Items from a data source
--------------------------------------------------
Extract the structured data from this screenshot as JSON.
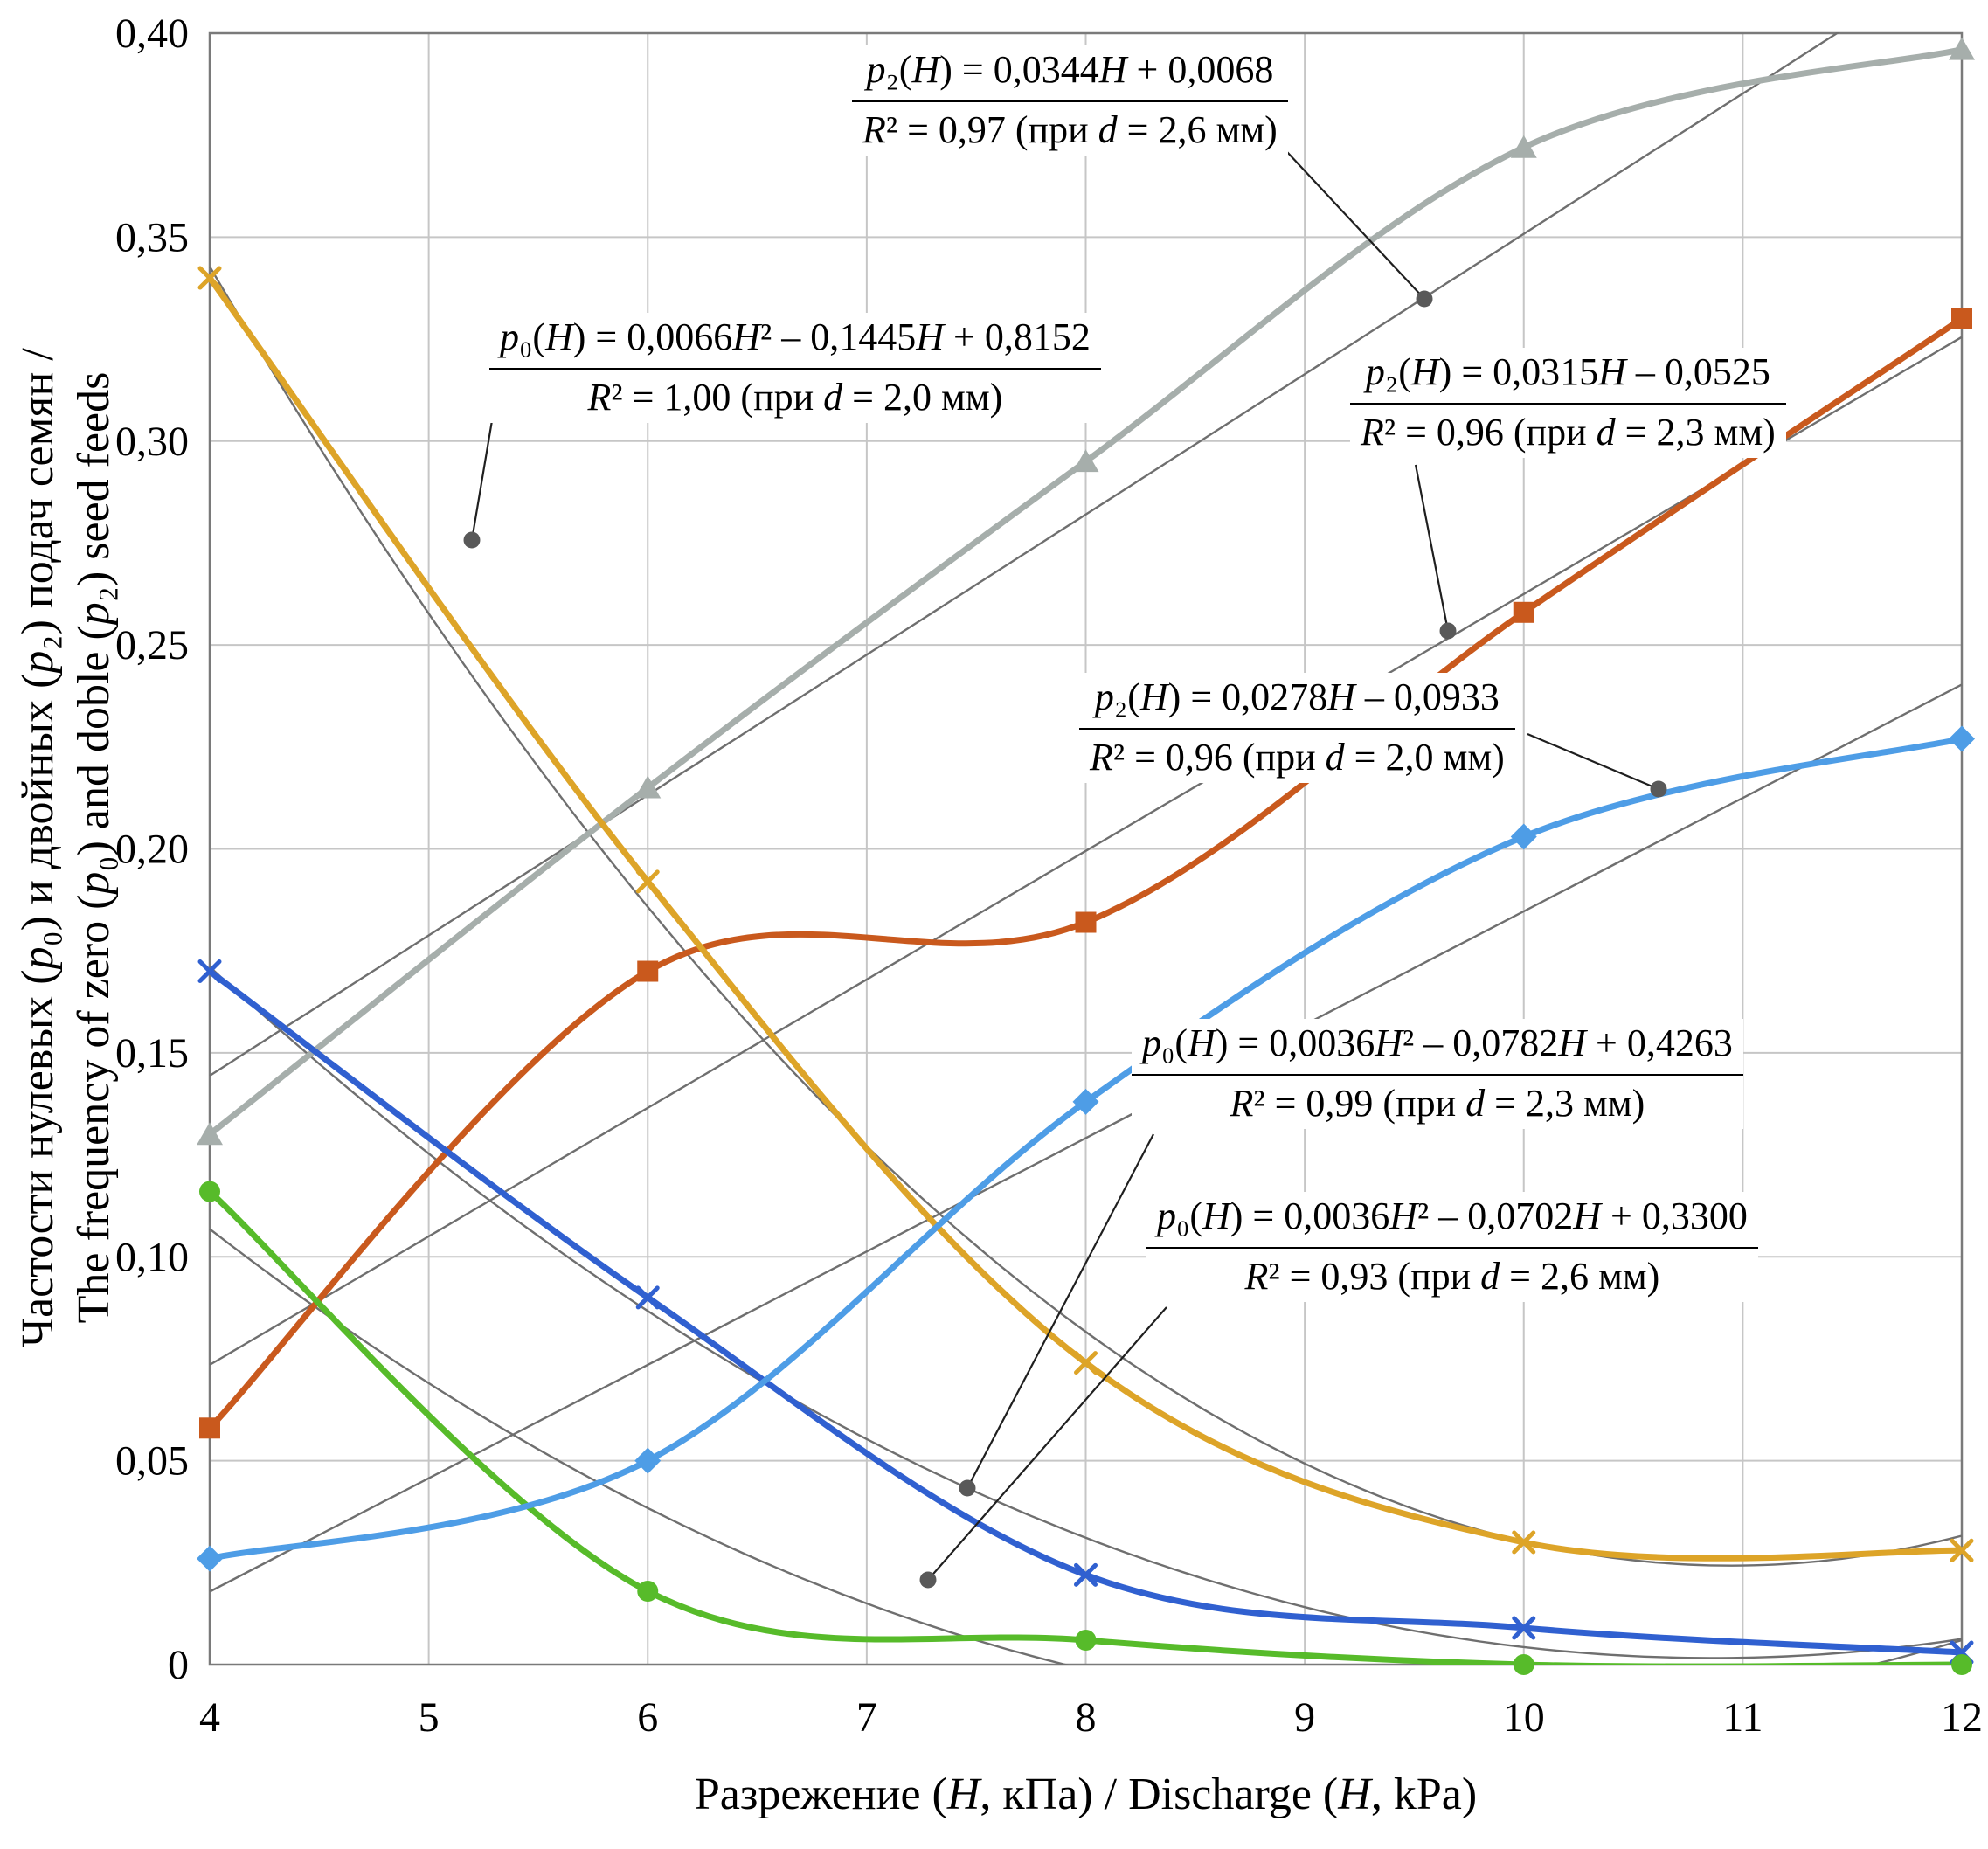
{
  "chart_data": {
    "type": "line",
    "title": "",
    "xlabel": "Разрежение (H, кПа) / Discharge (H, kPa)",
    "ylabel_line1": "Частости нулевых (p₀) и двойных (p₂) подач семян /",
    "ylabel_line2": "The frequency of zero (p₀) and doble (p₂) seed feeds",
    "xlim": [
      4,
      12
    ],
    "ylim": [
      0,
      0.4
    ],
    "grid": true,
    "legend": "none",
    "x_ticks": [
      {
        "v": 4,
        "label": "4"
      },
      {
        "v": 5,
        "label": "5"
      },
      {
        "v": 6,
        "label": "6"
      },
      {
        "v": 7,
        "label": "7"
      },
      {
        "v": 8,
        "label": "8"
      },
      {
        "v": 9,
        "label": "9"
      },
      {
        "v": 10,
        "label": "10"
      },
      {
        "v": 11,
        "label": "11"
      },
      {
        "v": 12,
        "label": "12"
      }
    ],
    "y_ticks": [
      {
        "v": 0,
        "label": "0"
      },
      {
        "v": 0.05,
        "label": "0,05"
      },
      {
        "v": 0.1,
        "label": "0,10"
      },
      {
        "v": 0.15,
        "label": "0,15"
      },
      {
        "v": 0.2,
        "label": "0,20"
      },
      {
        "v": 0.25,
        "label": "0,25"
      },
      {
        "v": 0.3,
        "label": "0,30"
      },
      {
        "v": 0.35,
        "label": "0,35"
      },
      {
        "v": 0.4,
        "label": "0,40"
      }
    ],
    "x": [
      4,
      6,
      8,
      10,
      12
    ],
    "series": [
      {
        "id": "p2-d26",
        "name": "p₂ (при d = 2,6 мм)",
        "marker": "triangle",
        "color": "#a6aeab",
        "values": [
          0.13,
          0.215,
          0.295,
          0.372,
          0.396
        ],
        "trend": {
          "type": "linear",
          "coef": [
            0.0344,
            0.0068
          ],
          "r2": 0.97
        }
      },
      {
        "id": "p2-d23",
        "name": "p₂ (при d = 2,3 мм)",
        "marker": "square",
        "color": "#c9591d",
        "values": [
          0.058,
          0.17,
          0.182,
          0.258,
          0.33
        ],
        "trend": {
          "type": "linear",
          "coef": [
            0.0315,
            -0.0525
          ],
          "r2": 0.96
        }
      },
      {
        "id": "p0-d20",
        "name": "p₀ (при d = 2,0 мм)",
        "marker": "x",
        "color": "#dda428",
        "values": [
          0.34,
          0.192,
          0.074,
          0.03,
          0.028
        ],
        "trend": {
          "type": "quadratic",
          "coef": [
            0.0066,
            -0.1445,
            0.8152
          ],
          "r2": 1.0
        }
      },
      {
        "id": "p0-d23",
        "name": "p₀ (при d = 2,3 мм)",
        "marker": "x",
        "color": "#3060d0",
        "values": [
          0.17,
          0.09,
          0.022,
          0.009,
          0.003
        ],
        "trend": {
          "type": "quadratic",
          "coef": [
            0.0036,
            -0.0782,
            0.4263
          ],
          "r2": 0.99
        }
      },
      {
        "id": "p0-d26",
        "name": "p₀ (при d = 2,6 мм)",
        "marker": "circle",
        "color": "#57bb2a",
        "values": [
          0.116,
          0.018,
          0.006,
          0.0,
          0.0
        ],
        "trend": {
          "type": "quadratic",
          "coef": [
            0.0036,
            -0.0702,
            0.33
          ],
          "r2": 0.93
        }
      },
      {
        "id": "p2-d20",
        "name": "p₂ (при d = 2,0 мм)",
        "marker": "diamond",
        "color": "#4e9de6",
        "values": [
          0.026,
          0.05,
          0.138,
          0.203,
          0.227
        ],
        "trend": {
          "type": "linear",
          "coef": [
            0.0278,
            -0.0933
          ],
          "r2": 0.96
        }
      }
    ],
    "annotations": [
      {
        "id": "p2-d26",
        "eq": "p₂(H) = 0,0344H + 0,0068",
        "r2": "R² = 0,97 (при d = 2,6 мм)",
        "left": 975,
        "top": 52,
        "leader": [
          1430,
          128,
          1630,
          342
        ]
      },
      {
        "id": "p0-d20",
        "eq": "p₀(H) = 0,0066H² – 0,1445H + 0,8152",
        "r2": "R² = 1,00 (при d = 2,0 мм)",
        "left": 560,
        "top": 358,
        "leader": [
          572,
          428,
          540,
          618
        ]
      },
      {
        "id": "p2-d23",
        "eq": "p₂(H) = 0,0315H – 0,0525",
        "r2": "R² = 0,96 (при d = 2,3 мм)",
        "left": 1545,
        "top": 398,
        "leader": [
          1620,
          532,
          1657,
          722
        ]
      },
      {
        "id": "p2-d20",
        "eq": "p₂(H) = 0,0278H – 0,0933",
        "r2": "R² = 0,96 (при d = 2,0 мм)",
        "left": 1235,
        "top": 770,
        "leader": [
          1748,
          840,
          1898,
          903
        ]
      },
      {
        "id": "p0-d23",
        "eq": "p₀(H) = 0,0036H² – 0,0782H + 0,4263",
        "r2": "R² = 0,99 (при d = 2,3 мм)",
        "left": 1295,
        "top": 1166,
        "leader": [
          1320,
          1298,
          1107,
          1703
        ]
      },
      {
        "id": "p0-d26",
        "eq": "p₀(H) = 0,0036H² – 0,0702H + 0,3300",
        "r2": "R² = 0,93 (при d = 2,6 мм)",
        "left": 1312,
        "top": 1364,
        "leader": [
          1335,
          1496,
          1062,
          1808
        ]
      }
    ],
    "colors": {
      "grid": "#c6c6c6",
      "plot_border": "#7a7a7a",
      "trendline": "#6f6f6f",
      "leader": "#1f1f1f",
      "leader_dot": "#595959"
    }
  }
}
--------------------------------------------------
**SHORT EXERCISE:** All lines above containing the string "left" are to be collected.

**WRITTEN SOLUTION:**
        "left": 975,
        "left": 560,
        "left": 1545,
        "left": 1235,
        "left": 1295,
        "left": 1312,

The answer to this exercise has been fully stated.